Stored data entries
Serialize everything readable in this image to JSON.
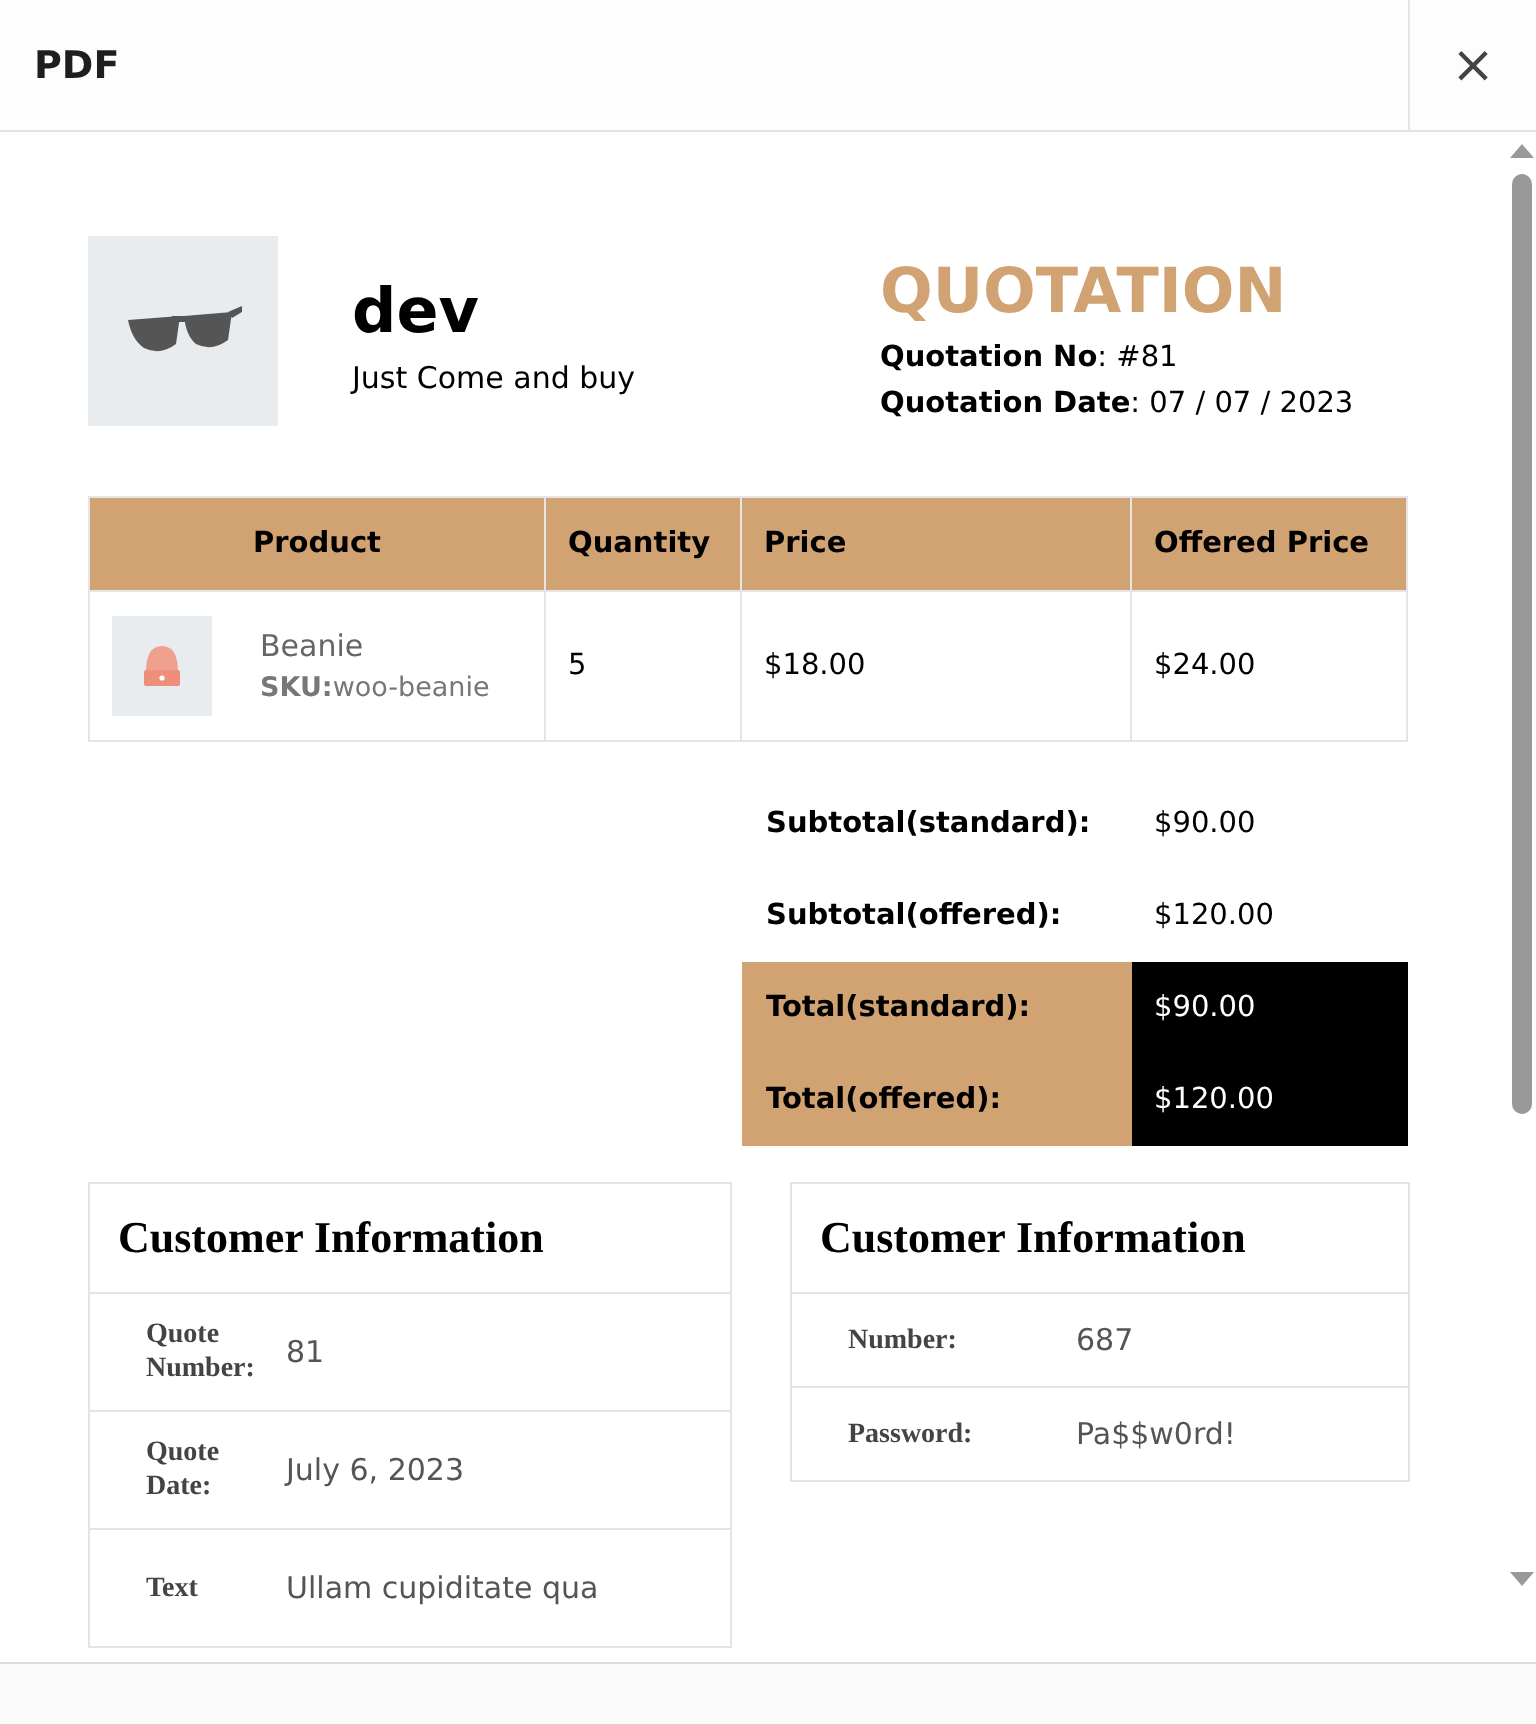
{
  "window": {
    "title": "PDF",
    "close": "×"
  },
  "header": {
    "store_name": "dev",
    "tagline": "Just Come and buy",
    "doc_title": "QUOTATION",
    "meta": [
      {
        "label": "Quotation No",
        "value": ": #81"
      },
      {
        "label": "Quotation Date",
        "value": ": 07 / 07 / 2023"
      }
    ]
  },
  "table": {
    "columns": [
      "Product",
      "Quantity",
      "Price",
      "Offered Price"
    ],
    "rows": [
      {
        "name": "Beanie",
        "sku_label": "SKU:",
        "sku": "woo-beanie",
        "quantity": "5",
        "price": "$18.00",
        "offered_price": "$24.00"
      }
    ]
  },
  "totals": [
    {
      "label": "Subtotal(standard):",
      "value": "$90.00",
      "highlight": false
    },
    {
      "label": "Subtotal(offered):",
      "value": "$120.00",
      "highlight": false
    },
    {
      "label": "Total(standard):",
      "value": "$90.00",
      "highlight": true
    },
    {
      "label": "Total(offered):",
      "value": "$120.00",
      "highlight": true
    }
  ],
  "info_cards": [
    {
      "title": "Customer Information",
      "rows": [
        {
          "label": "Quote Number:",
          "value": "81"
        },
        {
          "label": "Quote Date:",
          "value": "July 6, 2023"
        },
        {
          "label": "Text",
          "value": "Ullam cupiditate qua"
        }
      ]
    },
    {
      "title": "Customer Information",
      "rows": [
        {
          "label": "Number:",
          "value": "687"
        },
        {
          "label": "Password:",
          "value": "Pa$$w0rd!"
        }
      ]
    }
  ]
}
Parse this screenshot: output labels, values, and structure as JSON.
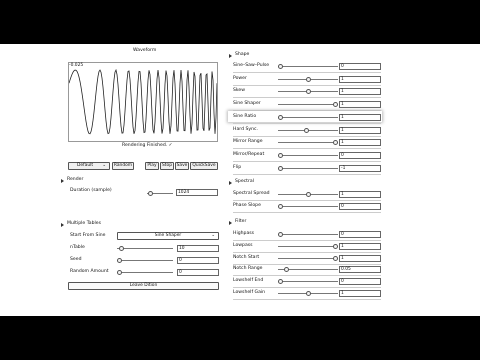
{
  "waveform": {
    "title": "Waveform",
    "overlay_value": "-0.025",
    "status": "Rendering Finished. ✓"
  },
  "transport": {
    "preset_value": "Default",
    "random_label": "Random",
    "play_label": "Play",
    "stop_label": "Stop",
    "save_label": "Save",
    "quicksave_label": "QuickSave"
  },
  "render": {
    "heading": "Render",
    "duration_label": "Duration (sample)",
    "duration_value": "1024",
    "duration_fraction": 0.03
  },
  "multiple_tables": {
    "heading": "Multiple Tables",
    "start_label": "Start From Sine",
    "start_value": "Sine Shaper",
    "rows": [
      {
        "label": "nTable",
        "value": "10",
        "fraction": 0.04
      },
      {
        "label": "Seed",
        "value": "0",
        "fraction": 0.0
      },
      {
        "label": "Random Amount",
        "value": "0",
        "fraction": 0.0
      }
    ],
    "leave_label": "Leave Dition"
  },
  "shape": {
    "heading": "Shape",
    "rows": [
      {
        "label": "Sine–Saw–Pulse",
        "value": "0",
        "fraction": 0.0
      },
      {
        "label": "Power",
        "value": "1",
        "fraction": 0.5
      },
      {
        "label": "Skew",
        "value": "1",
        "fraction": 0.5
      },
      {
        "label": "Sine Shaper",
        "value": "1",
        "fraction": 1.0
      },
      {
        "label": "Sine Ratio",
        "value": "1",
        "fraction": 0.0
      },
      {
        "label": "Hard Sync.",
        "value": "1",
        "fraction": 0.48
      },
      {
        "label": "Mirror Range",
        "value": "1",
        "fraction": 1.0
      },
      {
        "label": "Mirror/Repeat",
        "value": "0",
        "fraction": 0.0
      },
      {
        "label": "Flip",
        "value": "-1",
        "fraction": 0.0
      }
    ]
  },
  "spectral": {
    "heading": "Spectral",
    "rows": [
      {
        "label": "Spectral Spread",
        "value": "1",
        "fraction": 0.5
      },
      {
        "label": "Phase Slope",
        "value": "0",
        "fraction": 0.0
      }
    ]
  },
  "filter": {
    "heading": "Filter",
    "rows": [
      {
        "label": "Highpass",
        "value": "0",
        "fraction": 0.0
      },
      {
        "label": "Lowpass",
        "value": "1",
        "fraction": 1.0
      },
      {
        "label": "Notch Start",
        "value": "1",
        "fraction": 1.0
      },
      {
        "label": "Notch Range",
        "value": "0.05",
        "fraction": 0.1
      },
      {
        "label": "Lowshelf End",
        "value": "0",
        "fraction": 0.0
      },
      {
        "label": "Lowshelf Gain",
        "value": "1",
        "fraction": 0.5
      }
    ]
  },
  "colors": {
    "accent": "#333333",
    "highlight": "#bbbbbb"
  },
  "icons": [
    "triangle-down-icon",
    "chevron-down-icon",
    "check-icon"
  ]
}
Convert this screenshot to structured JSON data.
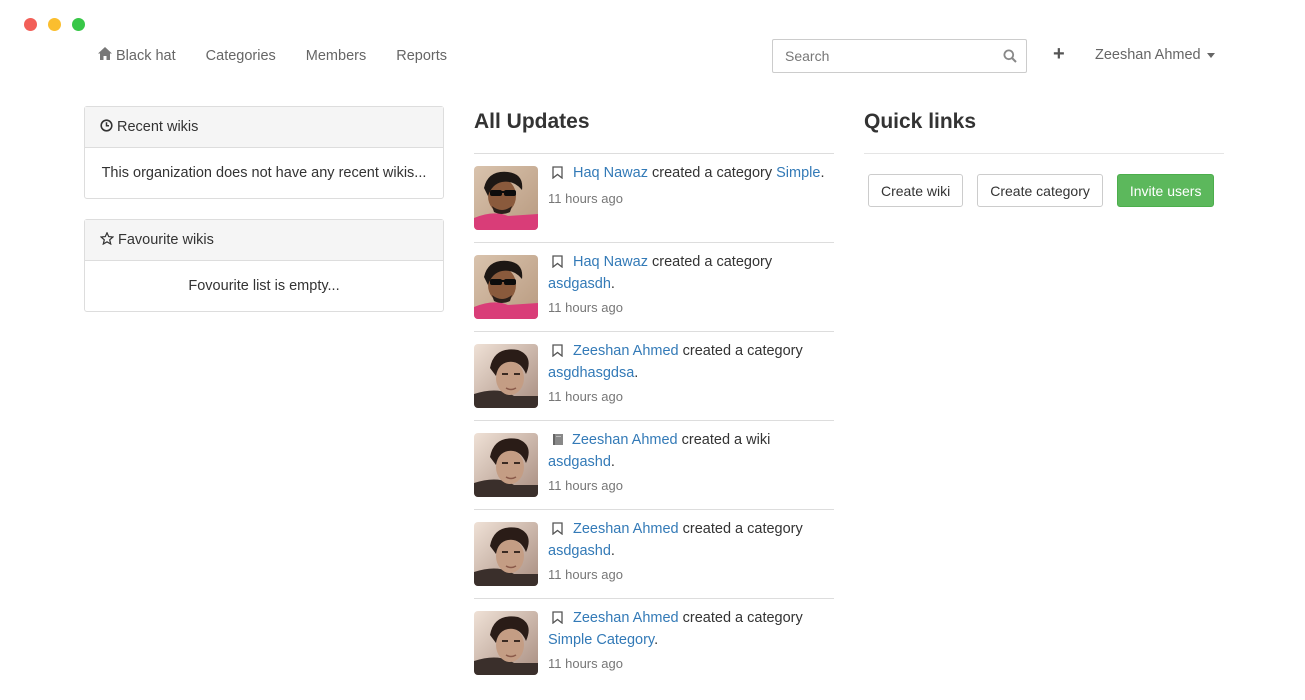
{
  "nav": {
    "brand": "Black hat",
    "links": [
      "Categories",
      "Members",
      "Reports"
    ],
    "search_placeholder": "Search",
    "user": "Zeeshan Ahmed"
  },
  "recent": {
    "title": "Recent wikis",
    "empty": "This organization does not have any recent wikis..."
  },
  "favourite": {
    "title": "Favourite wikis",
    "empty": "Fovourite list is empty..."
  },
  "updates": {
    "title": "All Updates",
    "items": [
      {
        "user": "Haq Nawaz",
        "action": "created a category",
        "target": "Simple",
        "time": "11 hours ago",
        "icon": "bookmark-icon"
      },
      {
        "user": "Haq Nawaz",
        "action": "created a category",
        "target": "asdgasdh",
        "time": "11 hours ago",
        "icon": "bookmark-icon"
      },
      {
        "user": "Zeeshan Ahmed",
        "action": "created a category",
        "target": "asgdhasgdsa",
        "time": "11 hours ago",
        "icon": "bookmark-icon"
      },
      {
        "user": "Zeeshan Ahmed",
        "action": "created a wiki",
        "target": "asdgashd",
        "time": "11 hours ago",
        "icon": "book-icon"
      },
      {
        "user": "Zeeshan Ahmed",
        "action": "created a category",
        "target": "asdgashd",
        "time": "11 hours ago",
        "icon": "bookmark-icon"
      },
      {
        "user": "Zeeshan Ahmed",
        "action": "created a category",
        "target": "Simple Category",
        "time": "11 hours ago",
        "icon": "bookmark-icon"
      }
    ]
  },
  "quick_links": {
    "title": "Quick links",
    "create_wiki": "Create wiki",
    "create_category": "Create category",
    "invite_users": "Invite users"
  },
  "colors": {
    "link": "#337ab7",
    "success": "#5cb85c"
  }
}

▶ [Objective] Quote all the lines above exactly as given. Do not include the pictures.

▶ [Exercise output]
Serialize everything readable in this image to JSON.
{
  "window": {
    "title": "PDF",
    "close": "×"
  },
  "header": {
    "store_name": "dev",
    "tagline": "Just Come and buy",
    "doc_title": "QUOTATION",
    "meta": [
      {
        "label": "Quotation No",
        "value": ": #81"
      },
      {
        "label": "Quotation Date",
        "value": ": 07 / 07 / 2023"
      }
    ]
  },
  "table": {
    "columns": [
      "Product",
      "Quantity",
      "Price",
      "Offered Price"
    ],
    "rows": [
      {
        "name": "Beanie",
        "sku_label": "SKU:",
        "sku": "woo-beanie",
        "quantity": "5",
        "price": "$18.00",
        "offered_price": "$24.00"
      }
    ]
  },
  "totals": [
    {
      "label": "Subtotal(standard):",
      "value": "$90.00",
      "highlight": false
    },
    {
      "label": "Subtotal(offered):",
      "value": "$120.00",
      "highlight": false
    },
    {
      "label": "Total(standard):",
      "value": "$90.00",
      "highlight": true
    },
    {
      "label": "Total(offered):",
      "value": "$120.00",
      "highlight": true
    }
  ],
  "info_cards": [
    {
      "title": "Customer Information",
      "rows": [
        {
          "label": "Quote Number:",
          "value": "81"
        },
        {
          "label": "Quote Date:",
          "value": "July 6, 2023"
        },
        {
          "label": "Text",
          "value": "Ullam cupiditate qua"
        }
      ]
    },
    {
      "title": "Customer Information",
      "rows": [
        {
          "label": "Number:",
          "value": "687"
        },
        {
          "label": "Password:",
          "value": "Pa$$w0rd!"
        }
      ]
    }
  ]
}
Parse this screenshot: output labels, values, and structure as JSON.
{
  "waveform": {
    "title": "Waveform",
    "overlay_value": "-0.025",
    "status": "Rendering Finished. ✓"
  },
  "transport": {
    "preset_value": "Default",
    "random_label": "Random",
    "play_label": "Play",
    "stop_label": "Stop",
    "save_label": "Save",
    "quicksave_label": "QuickSave"
  },
  "render": {
    "heading": "Render",
    "duration_label": "Duration (sample)",
    "duration_value": "1024",
    "duration_fraction": 0.03
  },
  "multiple_tables": {
    "heading": "Multiple Tables",
    "start_label": "Start From Sine",
    "start_value": "Sine Shaper",
    "rows": [
      {
        "label": "nTable",
        "value": "10",
        "fraction": 0.04
      },
      {
        "label": "Seed",
        "value": "0",
        "fraction": 0.0
      },
      {
        "label": "Random Amount",
        "value": "0",
        "fraction": 0.0
      }
    ],
    "leave_label": "Leave Dition"
  },
  "shape": {
    "heading": "Shape",
    "rows": [
      {
        "label": "Sine–Saw–Pulse",
        "value": "0",
        "fraction": 0.0
      },
      {
        "label": "Power",
        "value": "1",
        "fraction": 0.5
      },
      {
        "label": "Skew",
        "value": "1",
        "fraction": 0.5
      },
      {
        "label": "Sine Shaper",
        "value": "1",
        "fraction": 1.0
      },
      {
        "label": "Sine Ratio",
        "value": "1",
        "fraction": 0.0
      },
      {
        "label": "Hard Sync.",
        "value": "1",
        "fraction": 0.48
      },
      {
        "label": "Mirror Range",
        "value": "1",
        "fraction": 1.0
      },
      {
        "label": "Mirror/Repeat",
        "value": "0",
        "fraction": 0.0
      },
      {
        "label": "Flip",
        "value": "-1",
        "fraction": 0.0
      }
    ]
  },
  "spectral": {
    "heading": "Spectral",
    "rows": [
      {
        "label": "Spectral Spread",
        "value": "1",
        "fraction": 0.5
      },
      {
        "label": "Phase Slope",
        "value": "0",
        "fraction": 0.0
      }
    ]
  },
  "filter": {
    "heading": "Filter",
    "rows": [
      {
        "label": "Highpass",
        "value": "0",
        "fraction": 0.0
      },
      {
        "label": "Lowpass",
        "value": "1",
        "fraction": 1.0
      },
      {
        "label": "Notch Start",
        "value": "1",
        "fraction": 1.0
      },
      {
        "label": "Notch Range",
        "value": "0.05",
        "fraction": 0.1
      },
      {
        "label": "Lowshelf End",
        "value": "0",
        "fraction": 0.0
      },
      {
        "label": "Lowshelf Gain",
        "value": "1",
        "fraction": 0.5
      }
    ]
  },
  "colors": {
    "accent": "#333333",
    "highlight": "#bbbbbb"
  },
  "icons": [
    "triangle-down-icon",
    "chevron-down-icon",
    "check-icon"
  ]
}
Convert this screenshot to structured JSON data.
{
  "nav": {
    "brand": "Black hat",
    "links": [
      "Categories",
      "Members",
      "Reports"
    ],
    "search_placeholder": "Search",
    "user": "Zeeshan Ahmed"
  },
  "recent": {
    "title": "Recent wikis",
    "empty": "This organization does not have any recent wikis..."
  },
  "favourite": {
    "title": "Favourite wikis",
    "empty": "Fovourite list is empty..."
  },
  "updates": {
    "title": "All Updates",
    "items": [
      {
        "user": "Haq Nawaz",
        "action": "created a category",
        "target": "Simple",
        "time": "11 hours ago",
        "icon": "bookmark-icon"
      },
      {
        "user": "Haq Nawaz",
        "action": "created a category",
        "target": "asdgasdh",
        "time": "11 hours ago",
        "icon": "bookmark-icon"
      },
      {
        "user": "Zeeshan Ahmed",
        "action": "created a category",
        "target": "asgdhasgdsa",
        "time": "11 hours ago",
        "icon": "bookmark-icon"
      },
      {
        "user": "Zeeshan Ahmed",
        "action": "created a wiki",
        "target": "asdgashd",
        "time": "11 hours ago",
        "icon": "book-icon"
      },
      {
        "user": "Zeeshan Ahmed",
        "action": "created a category",
        "target": "asdgashd",
        "time": "11 hours ago",
        "icon": "bookmark-icon"
      },
      {
        "user": "Zeeshan Ahmed",
        "action": "created a category",
        "target": "Simple Category",
        "time": "11 hours ago",
        "icon": "bookmark-icon"
      }
    ]
  },
  "quick_links": {
    "title": "Quick links",
    "create_wiki": "Create wiki",
    "create_category": "Create category",
    "invite_users": "Invite users"
  },
  "colors": {
    "link": "#337ab7",
    "success": "#5cb85c"
  }
}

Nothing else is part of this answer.